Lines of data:
______________________________

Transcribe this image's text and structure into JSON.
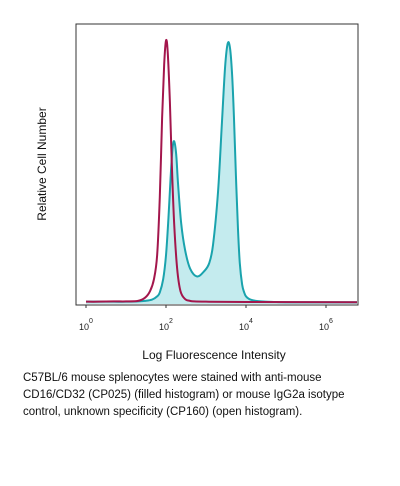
{
  "chart_data": {
    "type": "area",
    "xscale": "log",
    "xlim": [
      1,
      10000000
    ],
    "ylim": [
      0,
      1
    ],
    "xlabel": "Log Fluorescence Intensity",
    "ylabel": "Relative Cell Number",
    "xticks": [
      {
        "value": 1,
        "base": "10",
        "exp": "0"
      },
      {
        "value": 100,
        "base": "10",
        "exp": "2"
      },
      {
        "value": 10000,
        "base": "10",
        "exp": "4"
      },
      {
        "value": 1000000,
        "base": "10",
        "exp": "6"
      }
    ],
    "series": [
      {
        "name": "anti-mouse CD16/CD32 (CP025)",
        "style": "filled",
        "fill": "#c4ebee",
        "stroke": "#1aa3ad",
        "x": [
          1,
          2,
          5,
          10,
          20,
          30,
          45,
          60,
          70,
          85,
          100,
          115,
          130,
          145,
          160,
          180,
          200,
          240,
          300,
          400,
          600,
          900,
          1200,
          1500,
          2000,
          2500,
          3000,
          3500,
          4000,
          4500,
          5000,
          5600,
          6300,
          7000,
          8000,
          9000,
          10000,
          12000,
          15000,
          20000,
          30000,
          50000,
          100000,
          1000000,
          10000000
        ],
        "y": [
          0.005,
          0.005,
          0.005,
          0.005,
          0.006,
          0.008,
          0.013,
          0.025,
          0.04,
          0.09,
          0.18,
          0.32,
          0.47,
          0.58,
          0.61,
          0.56,
          0.45,
          0.3,
          0.2,
          0.13,
          0.1,
          0.12,
          0.15,
          0.22,
          0.42,
          0.68,
          0.89,
          0.98,
          0.96,
          0.86,
          0.7,
          0.48,
          0.28,
          0.15,
          0.07,
          0.04,
          0.025,
          0.015,
          0.01,
          0.007,
          0.005,
          0.004,
          0.003,
          0.003,
          0.003
        ]
      },
      {
        "name": "IgG2a isotype control (CP160)",
        "style": "open",
        "stroke": "#a3164c",
        "x": [
          1,
          2,
          5,
          10,
          20,
          30,
          40,
          50,
          60,
          70,
          80,
          90,
          100,
          110,
          125,
          140,
          160,
          190,
          230,
          300,
          400,
          500,
          1000,
          10000,
          10000000
        ],
        "y": [
          0.005,
          0.005,
          0.006,
          0.006,
          0.008,
          0.02,
          0.045,
          0.09,
          0.18,
          0.4,
          0.7,
          0.9,
          0.99,
          0.95,
          0.76,
          0.52,
          0.3,
          0.13,
          0.045,
          0.015,
          0.008,
          0.006,
          0.005,
          0.004,
          0.003
        ]
      }
    ]
  },
  "caption": "C57BL/6 mouse splenocytes were stained with anti-mouse CD16/CD32 (CP025) (filled histogram) or mouse IgG2a isotype control, unknown specificity (CP160) (open histogram)."
}
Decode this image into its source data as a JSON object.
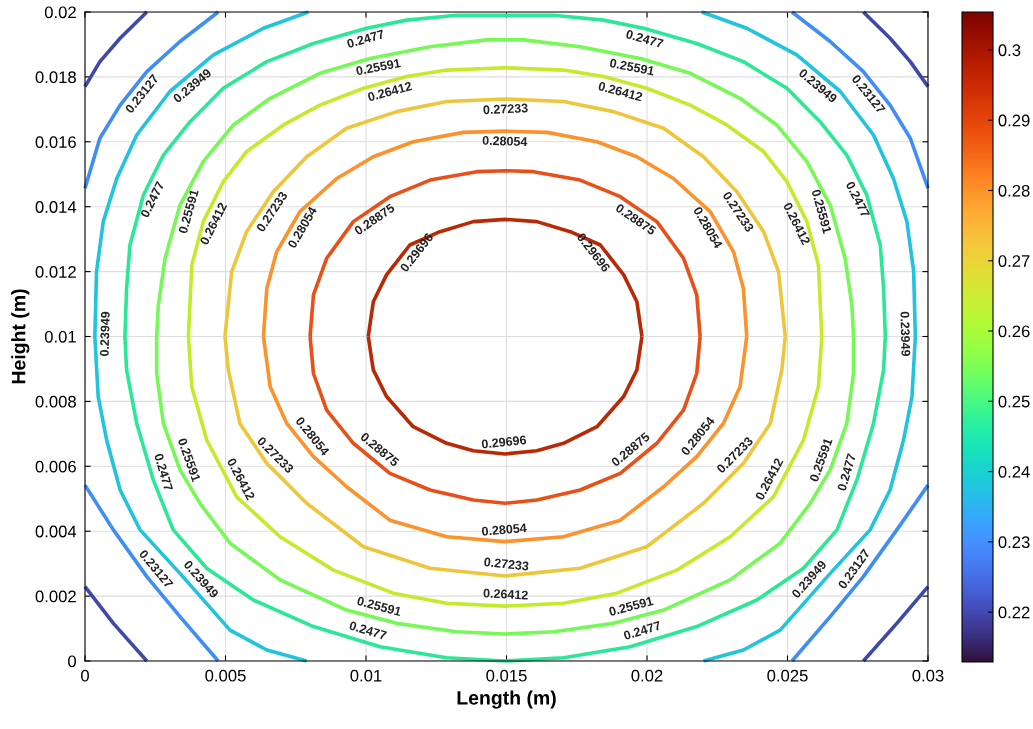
{
  "chart_data": {
    "type": "line",
    "xlabel": "Length (m)",
    "ylabel": "Height (m)",
    "xlim": [
      0,
      0.03
    ],
    "xticks": [
      0,
      0.005,
      0.01,
      0.015,
      0.02,
      0.025,
      0.03
    ],
    "ylim": [
      0,
      0.02
    ],
    "yticks": [
      0,
      0.002,
      0.004,
      0.006,
      0.008,
      0.01,
      0.012,
      0.014,
      0.016,
      0.018,
      0.02
    ],
    "grid": true,
    "legend": false,
    "marker": "none",
    "line_style": "solid",
    "clim": [
      0.2129,
      0.3054
    ],
    "cticks": [
      0.22,
      0.23,
      0.24,
      0.25,
      0.26,
      0.27,
      0.28,
      0.29,
      0.3
    ],
    "series": [
      {
        "name": "0.29696",
        "color": "#b82a06",
        "x": [
          0.01008,
          0.01026,
          0.01073,
          0.01156,
          0.01263,
          0.01382,
          0.01495,
          0.01608,
          0.01727,
          0.01834,
          0.01917,
          0.01964,
          0.01982,
          null,
          0.01008,
          0.01026,
          0.01073,
          0.01168,
          0.01287,
          0.01382,
          0.01495,
          0.01608,
          0.01703,
          0.01822,
          0.01917,
          0.01964,
          0.01982
        ],
        "values": [
          0.01,
          0.01107,
          0.0119,
          0.01282,
          0.01323,
          0.01354,
          0.01361,
          0.01354,
          0.01323,
          0.01282,
          0.0119,
          0.01107,
          0.01,
          null,
          0.01,
          0.00897,
          0.00815,
          0.00722,
          0.00671,
          0.00648,
          0.00638,
          0.00648,
          0.00671,
          0.00722,
          0.00815,
          0.00897,
          0.01
        ]
      },
      {
        "name": "0.28875",
        "color": "#e8501a",
        "x": [
          0.00801,
          0.00813,
          0.0086,
          0.00955,
          0.01085,
          0.01228,
          0.01394,
          0.01495,
          0.01596,
          0.01762,
          0.01905,
          0.02035,
          0.0213,
          0.02177,
          0.02189,
          null,
          0.00801,
          0.00813,
          0.0086,
          0.00955,
          0.01085,
          0.01228,
          0.01382,
          0.01495,
          0.01608,
          0.01762,
          0.01905,
          0.02035,
          0.0213,
          0.02177,
          0.02189
        ],
        "values": [
          0.01,
          0.01128,
          0.01241,
          0.01354,
          0.01431,
          0.01482,
          0.01508,
          0.01511,
          0.01508,
          0.01482,
          0.01431,
          0.01354,
          0.01241,
          0.01128,
          0.01,
          null,
          0.01,
          0.00886,
          0.00773,
          0.00671,
          0.00578,
          0.00527,
          0.00496,
          0.00486,
          0.00496,
          0.00527,
          0.00578,
          0.00671,
          0.00773,
          0.00886,
          0.01
        ]
      },
      {
        "name": "0.28054",
        "color": "#fb922c",
        "x": [
          0.00635,
          0.00647,
          0.00682,
          0.00765,
          0.00896,
          0.01026,
          0.01168,
          0.01346,
          0.01495,
          0.01644,
          0.01822,
          0.01964,
          0.02094,
          0.02225,
          0.02308,
          0.02343,
          0.02355,
          null,
          0.00635,
          0.00659,
          0.00718,
          0.00813,
          0.00931,
          0.01085,
          0.01287,
          0.01495,
          0.01703,
          0.01905,
          0.02059,
          0.02177,
          0.02272,
          0.02331,
          0.02355
        ],
        "values": [
          0.01,
          0.01148,
          0.01261,
          0.01385,
          0.01487,
          0.01554,
          0.016,
          0.01629,
          0.01633,
          0.01629,
          0.016,
          0.01554,
          0.01487,
          0.01385,
          0.01261,
          0.01148,
          0.01,
          null,
          0.01,
          0.00845,
          0.00732,
          0.0063,
          0.00537,
          0.00434,
          0.00383,
          0.00368,
          0.00383,
          0.00434,
          0.00537,
          0.0063,
          0.00732,
          0.00845,
          0.01
        ]
      },
      {
        "name": "0.27233",
        "color": "#eec63c",
        "x": [
          0.00498,
          0.00522,
          0.00575,
          0.0067,
          0.00789,
          0.00931,
          0.01109,
          0.01287,
          0.01495,
          0.01703,
          0.01881,
          0.02059,
          0.02201,
          0.0232,
          0.02415,
          0.02468,
          0.02492,
          null,
          0.00498,
          0.0051,
          0.00551,
          0.00647,
          0.00789,
          0.00991,
          0.01228,
          0.01495,
          0.01762,
          0.01999,
          0.02201,
          0.02343,
          0.02439,
          0.0248,
          0.02492
        ],
        "values": [
          0.01,
          0.012,
          0.01323,
          0.01446,
          0.01554,
          0.01642,
          0.01693,
          0.01724,
          0.01732,
          0.01724,
          0.01693,
          0.01642,
          0.01554,
          0.01446,
          0.01323,
          0.012,
          0.01,
          null,
          0.01,
          0.00897,
          0.00732,
          0.00609,
          0.00486,
          0.00352,
          0.00286,
          0.00262,
          0.00286,
          0.00352,
          0.00486,
          0.00609,
          0.00732,
          0.00897,
          0.01
        ]
      },
      {
        "name": "0.26412",
        "color": "#c4ea2c",
        "x": [
          0.00368,
          0.0038,
          0.00421,
          0.00492,
          0.00575,
          0.00706,
          0.00836,
          0.00991,
          0.01145,
          0.01287,
          0.01495,
          0.01703,
          0.01845,
          0.01999,
          0.02154,
          0.02284,
          0.02415,
          0.02498,
          0.02569,
          0.0261,
          0.02622,
          null,
          0.00368,
          0.0038,
          0.00433,
          0.0054,
          0.00694,
          0.00884,
          0.01097,
          0.01287,
          0.01495,
          0.01703,
          0.01893,
          0.02106,
          0.02296,
          0.0245,
          0.02557,
          0.0261,
          0.02622
        ],
        "values": [
          0.01,
          0.0122,
          0.01354,
          0.01477,
          0.0157,
          0.01652,
          0.01713,
          0.01765,
          0.01801,
          0.01821,
          0.01828,
          0.01821,
          0.01801,
          0.01765,
          0.01713,
          0.01652,
          0.0157,
          0.01477,
          0.01354,
          0.0122,
          0.01,
          null,
          0.01,
          0.00845,
          0.00681,
          0.00506,
          0.00383,
          0.0028,
          0.00209,
          0.00178,
          0.00169,
          0.00178,
          0.00209,
          0.0028,
          0.00383,
          0.00506,
          0.00681,
          0.00845,
          0.01
        ]
      },
      {
        "name": "0.25591",
        "color": "#76f856",
        "x": [
          0.00255,
          0.00261,
          0.00285,
          0.00338,
          0.00421,
          0.00528,
          0.00659,
          0.00836,
          0.01014,
          0.01228,
          0.01429,
          0.01495,
          0.01561,
          0.01762,
          0.01976,
          0.02154,
          0.02331,
          0.02462,
          0.02569,
          0.02652,
          0.02705,
          0.02729,
          0.02735,
          null,
          0.00255,
          0.00255,
          0.00279,
          0.00338,
          0.00409,
          0.00516,
          0.00694,
          0.00931,
          0.01109,
          0.01322,
          0.01495,
          0.01668,
          0.01881,
          0.02059,
          0.02296,
          0.02474,
          0.02581,
          0.02652,
          0.02711,
          0.02735,
          0.02735
        ],
        "values": [
          0.01,
          0.01097,
          0.01241,
          0.01405,
          0.01539,
          0.01652,
          0.01734,
          0.01811,
          0.01857,
          0.01893,
          0.01914,
          0.01914,
          0.01914,
          0.01893,
          0.01857,
          0.01811,
          0.01734,
          0.01652,
          0.01539,
          0.01405,
          0.01241,
          0.01097,
          0.01,
          null,
          0.01,
          0.00886,
          0.00732,
          0.00589,
          0.00486,
          0.00363,
          0.0025,
          0.00157,
          0.00116,
          0.0009,
          0.00083,
          0.0009,
          0.00116,
          0.00157,
          0.0025,
          0.00363,
          0.00486,
          0.00589,
          0.00732,
          0.00886,
          0.01
        ]
      },
      {
        "name": "0.2477",
        "color": "#2ce896",
        "x": [
          0.00142,
          0.00148,
          0.0016,
          0.00208,
          0.00279,
          0.00374,
          0.00492,
          0.00647,
          0.00813,
          0.01002,
          0.01145,
          0.01322,
          0.01495,
          0.01668,
          0.01845,
          0.01988,
          0.02177,
          0.02343,
          0.02498,
          0.02616,
          0.02711,
          0.02782,
          0.0283,
          0.02842,
          0.02848,
          null,
          0.00142,
          0.00148,
          0.00184,
          0.00243,
          0.00314,
          0.00433,
          0.00599,
          0.00813,
          0.0105,
          0.01287,
          0.01495,
          0.01703,
          0.0194,
          0.02177,
          0.02391,
          0.02557,
          0.02676,
          0.02747,
          0.02806,
          0.02842,
          0.02848
        ],
        "values": [
          0.01,
          0.01148,
          0.01282,
          0.01436,
          0.01559,
          0.01662,
          0.01765,
          0.01847,
          0.01903,
          0.0195,
          0.01975,
          0.0199,
          0.0199,
          0.0199,
          0.01975,
          0.0195,
          0.01903,
          0.01847,
          0.01765,
          0.01662,
          0.01559,
          0.01436,
          0.01282,
          0.01148,
          0.01,
          null,
          0.01,
          0.00897,
          0.00732,
          0.00558,
          0.00404,
          0.00286,
          0.00188,
          0.00106,
          0.00044,
          0.0001,
          0.0,
          0.0001,
          0.00044,
          0.00106,
          0.00188,
          0.00286,
          0.00404,
          0.00558,
          0.00732,
          0.00897,
          0.01
        ]
      },
      {
        "name": "0.23949",
        "color": "#22c3dd",
        "x": [
          0.00795,
          0.00635,
          0.00457,
          0.00302,
          0.00184,
          0.00113,
          0.00065,
          0.00041,
          0.00035,
          0.00047,
          0.00077,
          0.00125,
          0.00196,
          0.00338,
          0.00516,
          0.00647,
          0.00789,
          null,
          0.02195,
          0.02355,
          0.02533,
          0.02688,
          0.02806,
          0.02877,
          0.02925,
          0.02949,
          0.02955,
          0.02943,
          0.02913,
          0.02865,
          0.02794,
          0.02652,
          0.02474,
          0.02343,
          0.02201
        ],
        "values": [
          0.02,
          0.0195,
          0.01868,
          0.01755,
          0.01621,
          0.01487,
          0.01354,
          0.012,
          0.01,
          0.00815,
          0.00681,
          0.00527,
          0.00404,
          0.0027,
          0.00095,
          0.00034,
          0.0,
          null,
          0.02,
          0.0195,
          0.01868,
          0.01755,
          0.01621,
          0.01487,
          0.01354,
          0.012,
          0.01,
          0.00815,
          0.00681,
          0.00527,
          0.00404,
          0.0027,
          0.00095,
          0.00034,
          0.0
        ]
      },
      {
        "name": "0.23127",
        "color": "#3e8ef5",
        "x": [
          0.00474,
          0.00338,
          0.0022,
          0.00125,
          0.00053,
          0.0,
          null,
          0.0,
          0.00101,
          0.0022,
          0.00338,
          0.00474,
          null,
          0.02516,
          0.02652,
          0.0277,
          0.02865,
          0.02937,
          0.03,
          null,
          0.03,
          0.02889,
          0.0277,
          0.02652,
          0.02516
        ],
        "values": [
          0.02,
          0.01909,
          0.01816,
          0.01713,
          0.01611,
          0.01457,
          null,
          0.00542,
          0.00404,
          0.0026,
          0.00137,
          0.0,
          null,
          0.02,
          0.01909,
          0.01816,
          0.01713,
          0.01611,
          0.01457,
          null,
          0.00542,
          0.00404,
          0.0026,
          0.00137,
          0.0
        ]
      },
      {
        "color": "#3f4aa8",
        "x": [
          0.0022,
          0.00125,
          0.00053,
          0.0,
          null,
          0.0,
          0.00101,
          0.0022,
          null,
          0.0277,
          0.02865,
          0.02937,
          0.03,
          null,
          0.03,
          0.02889,
          0.0277
        ],
        "values": [
          0.02,
          0.01919,
          0.01847,
          0.0177,
          null,
          0.00229,
          0.00116,
          0.0,
          null,
          0.02,
          0.01919,
          0.01847,
          0.0177,
          null,
          0.00229,
          0.00116,
          0.0
        ]
      }
    ]
  }
}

______________________________

**What you should do**
Which lines in the data above contain "JSON"? Show each one.

**Complete output**
Transcribe this image's text and structure into JSON.
Decode this image into its source data as a JSON object.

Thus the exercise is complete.